## START

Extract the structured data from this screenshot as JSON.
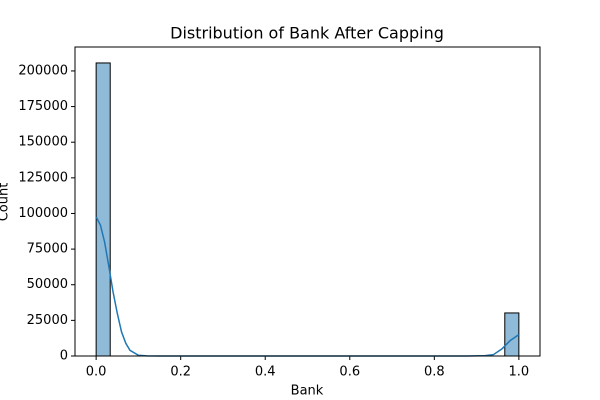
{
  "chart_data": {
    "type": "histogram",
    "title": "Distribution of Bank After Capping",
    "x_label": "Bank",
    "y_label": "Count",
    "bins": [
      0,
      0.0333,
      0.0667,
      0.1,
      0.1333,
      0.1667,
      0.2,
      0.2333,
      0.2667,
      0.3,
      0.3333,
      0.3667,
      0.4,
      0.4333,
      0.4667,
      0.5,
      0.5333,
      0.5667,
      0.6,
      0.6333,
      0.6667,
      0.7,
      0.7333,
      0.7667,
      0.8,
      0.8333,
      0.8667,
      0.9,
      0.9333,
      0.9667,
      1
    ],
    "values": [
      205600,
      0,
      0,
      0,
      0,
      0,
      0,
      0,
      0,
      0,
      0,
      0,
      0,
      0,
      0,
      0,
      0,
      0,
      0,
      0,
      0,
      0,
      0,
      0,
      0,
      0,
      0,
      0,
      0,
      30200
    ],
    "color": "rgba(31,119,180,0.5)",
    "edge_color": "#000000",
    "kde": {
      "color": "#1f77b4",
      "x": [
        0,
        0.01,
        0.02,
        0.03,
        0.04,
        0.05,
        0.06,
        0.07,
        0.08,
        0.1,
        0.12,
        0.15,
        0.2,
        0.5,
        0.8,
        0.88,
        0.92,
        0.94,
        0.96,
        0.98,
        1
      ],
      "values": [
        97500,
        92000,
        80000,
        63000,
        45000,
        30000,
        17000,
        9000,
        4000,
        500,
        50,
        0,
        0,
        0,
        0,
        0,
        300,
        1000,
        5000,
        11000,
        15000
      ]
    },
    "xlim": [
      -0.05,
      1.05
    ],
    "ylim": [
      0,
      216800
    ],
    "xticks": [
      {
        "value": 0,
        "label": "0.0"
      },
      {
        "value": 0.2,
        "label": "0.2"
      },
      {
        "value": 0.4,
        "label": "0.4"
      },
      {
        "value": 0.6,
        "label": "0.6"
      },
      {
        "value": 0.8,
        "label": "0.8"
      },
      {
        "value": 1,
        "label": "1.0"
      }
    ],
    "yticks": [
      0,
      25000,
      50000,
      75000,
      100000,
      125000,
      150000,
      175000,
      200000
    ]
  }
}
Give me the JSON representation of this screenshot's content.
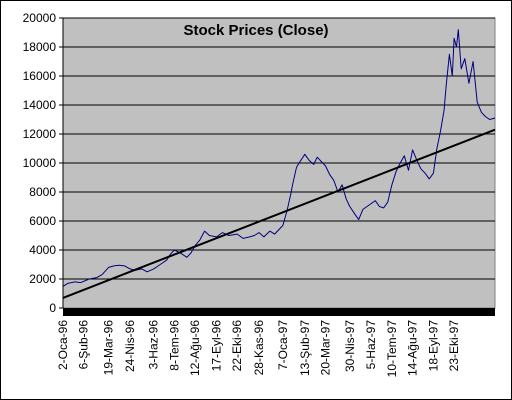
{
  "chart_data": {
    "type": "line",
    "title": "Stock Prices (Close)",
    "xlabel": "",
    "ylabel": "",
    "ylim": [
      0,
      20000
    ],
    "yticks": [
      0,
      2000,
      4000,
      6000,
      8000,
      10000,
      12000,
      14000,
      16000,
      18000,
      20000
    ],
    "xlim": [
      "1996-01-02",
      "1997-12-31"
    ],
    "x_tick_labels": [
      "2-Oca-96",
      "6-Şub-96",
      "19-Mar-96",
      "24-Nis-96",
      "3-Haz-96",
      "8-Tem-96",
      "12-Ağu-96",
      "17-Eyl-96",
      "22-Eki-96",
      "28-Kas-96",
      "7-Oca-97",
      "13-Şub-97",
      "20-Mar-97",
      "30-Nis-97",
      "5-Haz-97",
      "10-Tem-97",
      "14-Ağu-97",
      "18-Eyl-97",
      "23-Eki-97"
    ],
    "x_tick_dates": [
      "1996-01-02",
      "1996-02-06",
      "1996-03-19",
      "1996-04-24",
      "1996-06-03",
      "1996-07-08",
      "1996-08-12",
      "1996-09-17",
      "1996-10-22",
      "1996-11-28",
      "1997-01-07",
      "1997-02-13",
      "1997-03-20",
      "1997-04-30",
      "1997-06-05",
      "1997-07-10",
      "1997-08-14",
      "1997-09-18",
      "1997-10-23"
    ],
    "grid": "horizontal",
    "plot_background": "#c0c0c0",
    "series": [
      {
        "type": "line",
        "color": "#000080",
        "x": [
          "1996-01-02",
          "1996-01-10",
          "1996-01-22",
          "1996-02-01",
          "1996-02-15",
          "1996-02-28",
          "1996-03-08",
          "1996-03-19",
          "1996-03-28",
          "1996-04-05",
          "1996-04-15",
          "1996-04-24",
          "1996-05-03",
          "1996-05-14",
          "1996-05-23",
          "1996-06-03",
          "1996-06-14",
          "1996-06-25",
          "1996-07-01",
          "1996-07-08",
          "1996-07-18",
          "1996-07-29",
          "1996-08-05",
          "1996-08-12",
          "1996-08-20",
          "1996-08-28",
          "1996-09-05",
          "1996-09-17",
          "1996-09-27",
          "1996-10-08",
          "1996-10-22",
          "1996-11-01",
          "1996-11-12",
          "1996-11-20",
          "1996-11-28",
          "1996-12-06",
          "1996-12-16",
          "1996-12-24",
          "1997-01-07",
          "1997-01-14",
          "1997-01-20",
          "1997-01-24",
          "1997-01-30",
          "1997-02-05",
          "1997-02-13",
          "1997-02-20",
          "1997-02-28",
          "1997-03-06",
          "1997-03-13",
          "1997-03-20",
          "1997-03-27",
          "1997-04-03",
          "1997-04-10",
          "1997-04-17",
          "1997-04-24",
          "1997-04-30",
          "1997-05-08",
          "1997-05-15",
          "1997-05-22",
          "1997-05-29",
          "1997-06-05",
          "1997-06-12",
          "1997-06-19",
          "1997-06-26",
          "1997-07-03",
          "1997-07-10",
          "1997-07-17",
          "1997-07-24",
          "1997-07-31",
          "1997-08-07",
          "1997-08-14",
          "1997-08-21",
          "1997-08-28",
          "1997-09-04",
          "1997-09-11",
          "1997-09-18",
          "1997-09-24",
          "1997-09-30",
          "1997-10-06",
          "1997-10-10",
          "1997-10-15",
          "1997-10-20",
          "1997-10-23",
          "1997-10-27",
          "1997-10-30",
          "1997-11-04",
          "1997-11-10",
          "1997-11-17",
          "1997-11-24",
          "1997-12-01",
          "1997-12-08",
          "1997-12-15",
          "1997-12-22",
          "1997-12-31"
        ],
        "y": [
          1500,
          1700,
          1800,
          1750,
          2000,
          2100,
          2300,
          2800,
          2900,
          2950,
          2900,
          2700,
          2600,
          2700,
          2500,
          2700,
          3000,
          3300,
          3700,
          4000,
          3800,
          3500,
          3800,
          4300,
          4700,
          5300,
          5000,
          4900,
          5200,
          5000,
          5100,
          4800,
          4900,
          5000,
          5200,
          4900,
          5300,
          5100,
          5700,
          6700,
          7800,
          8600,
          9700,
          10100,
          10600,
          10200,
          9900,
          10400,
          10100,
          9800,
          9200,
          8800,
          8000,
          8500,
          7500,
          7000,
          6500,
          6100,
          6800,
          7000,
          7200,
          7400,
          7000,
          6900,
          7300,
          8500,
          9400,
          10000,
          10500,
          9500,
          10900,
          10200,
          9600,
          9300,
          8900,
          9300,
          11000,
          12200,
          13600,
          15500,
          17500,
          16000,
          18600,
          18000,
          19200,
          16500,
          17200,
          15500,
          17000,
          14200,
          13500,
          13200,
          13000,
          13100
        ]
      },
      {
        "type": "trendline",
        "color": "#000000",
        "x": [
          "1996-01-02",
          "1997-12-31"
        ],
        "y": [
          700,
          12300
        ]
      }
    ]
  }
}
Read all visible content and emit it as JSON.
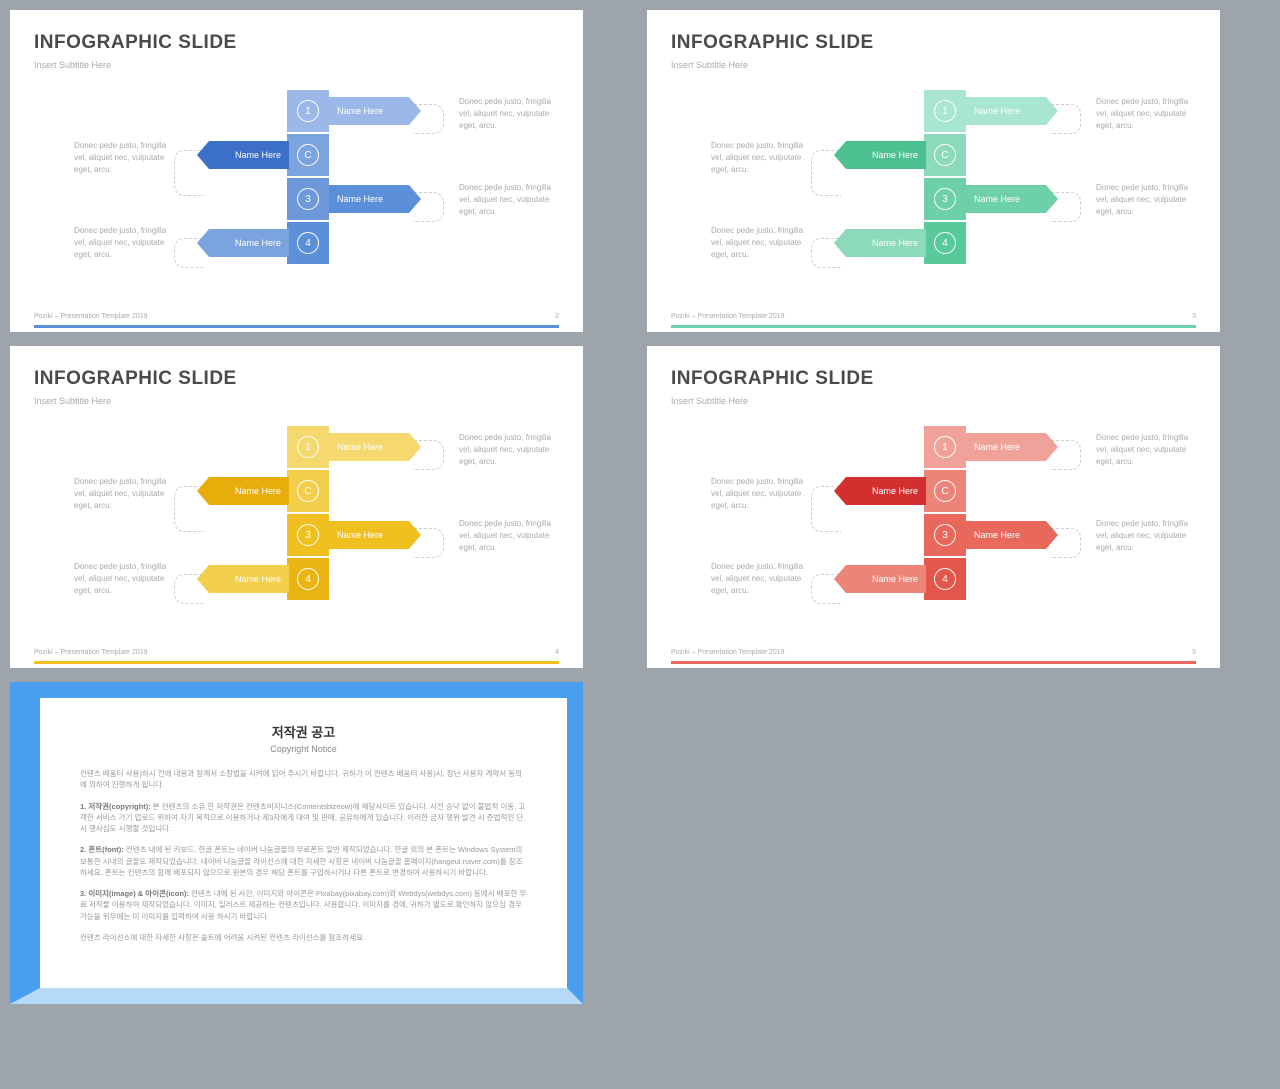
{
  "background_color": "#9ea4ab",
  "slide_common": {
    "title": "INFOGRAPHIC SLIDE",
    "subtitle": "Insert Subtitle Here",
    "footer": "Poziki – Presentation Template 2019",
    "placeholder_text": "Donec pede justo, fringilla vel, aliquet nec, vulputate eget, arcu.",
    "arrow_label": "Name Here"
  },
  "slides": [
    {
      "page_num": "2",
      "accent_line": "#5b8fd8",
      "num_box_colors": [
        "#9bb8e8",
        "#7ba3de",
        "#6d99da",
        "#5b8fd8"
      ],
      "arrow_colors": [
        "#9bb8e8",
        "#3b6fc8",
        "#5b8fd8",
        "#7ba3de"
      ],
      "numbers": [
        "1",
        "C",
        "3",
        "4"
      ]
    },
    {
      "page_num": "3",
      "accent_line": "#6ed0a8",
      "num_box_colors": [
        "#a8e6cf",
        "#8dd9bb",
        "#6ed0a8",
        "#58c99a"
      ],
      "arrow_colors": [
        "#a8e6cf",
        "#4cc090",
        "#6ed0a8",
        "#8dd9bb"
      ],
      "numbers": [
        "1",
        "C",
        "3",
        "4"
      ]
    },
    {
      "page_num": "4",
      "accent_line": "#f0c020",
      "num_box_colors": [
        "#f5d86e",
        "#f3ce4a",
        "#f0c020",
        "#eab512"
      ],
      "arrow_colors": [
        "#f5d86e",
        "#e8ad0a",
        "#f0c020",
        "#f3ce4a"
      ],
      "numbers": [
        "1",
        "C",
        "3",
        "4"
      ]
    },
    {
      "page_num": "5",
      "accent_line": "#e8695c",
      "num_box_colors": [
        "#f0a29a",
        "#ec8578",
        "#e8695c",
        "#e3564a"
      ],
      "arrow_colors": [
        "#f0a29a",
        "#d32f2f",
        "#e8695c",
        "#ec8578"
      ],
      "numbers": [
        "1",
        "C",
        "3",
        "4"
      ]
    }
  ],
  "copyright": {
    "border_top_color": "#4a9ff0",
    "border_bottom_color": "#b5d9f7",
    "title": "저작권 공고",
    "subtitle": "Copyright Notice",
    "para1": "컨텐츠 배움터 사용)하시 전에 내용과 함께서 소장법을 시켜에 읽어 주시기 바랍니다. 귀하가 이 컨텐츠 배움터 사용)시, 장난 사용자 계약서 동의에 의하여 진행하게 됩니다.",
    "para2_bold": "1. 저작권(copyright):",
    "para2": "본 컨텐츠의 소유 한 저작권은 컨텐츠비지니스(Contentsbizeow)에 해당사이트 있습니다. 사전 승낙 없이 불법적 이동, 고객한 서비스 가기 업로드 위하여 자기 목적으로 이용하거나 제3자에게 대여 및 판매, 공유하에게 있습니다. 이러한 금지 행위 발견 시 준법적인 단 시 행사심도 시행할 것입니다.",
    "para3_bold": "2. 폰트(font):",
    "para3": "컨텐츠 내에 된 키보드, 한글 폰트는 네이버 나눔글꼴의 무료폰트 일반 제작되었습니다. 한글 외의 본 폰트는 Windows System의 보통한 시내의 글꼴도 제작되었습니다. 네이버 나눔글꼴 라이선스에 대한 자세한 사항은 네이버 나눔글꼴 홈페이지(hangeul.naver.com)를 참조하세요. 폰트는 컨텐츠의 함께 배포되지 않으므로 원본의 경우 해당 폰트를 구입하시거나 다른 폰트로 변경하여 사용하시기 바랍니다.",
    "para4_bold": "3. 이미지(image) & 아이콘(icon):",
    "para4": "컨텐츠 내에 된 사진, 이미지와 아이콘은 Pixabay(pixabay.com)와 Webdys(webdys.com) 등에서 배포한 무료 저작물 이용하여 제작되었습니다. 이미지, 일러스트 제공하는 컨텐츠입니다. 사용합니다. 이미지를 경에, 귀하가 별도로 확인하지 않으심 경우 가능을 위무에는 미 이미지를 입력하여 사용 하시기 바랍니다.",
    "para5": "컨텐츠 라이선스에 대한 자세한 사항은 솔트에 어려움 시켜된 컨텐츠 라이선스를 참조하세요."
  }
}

## END

> _Objective_:
Return only the number of lines in the data above that include the word "type".

> _Task response_:
4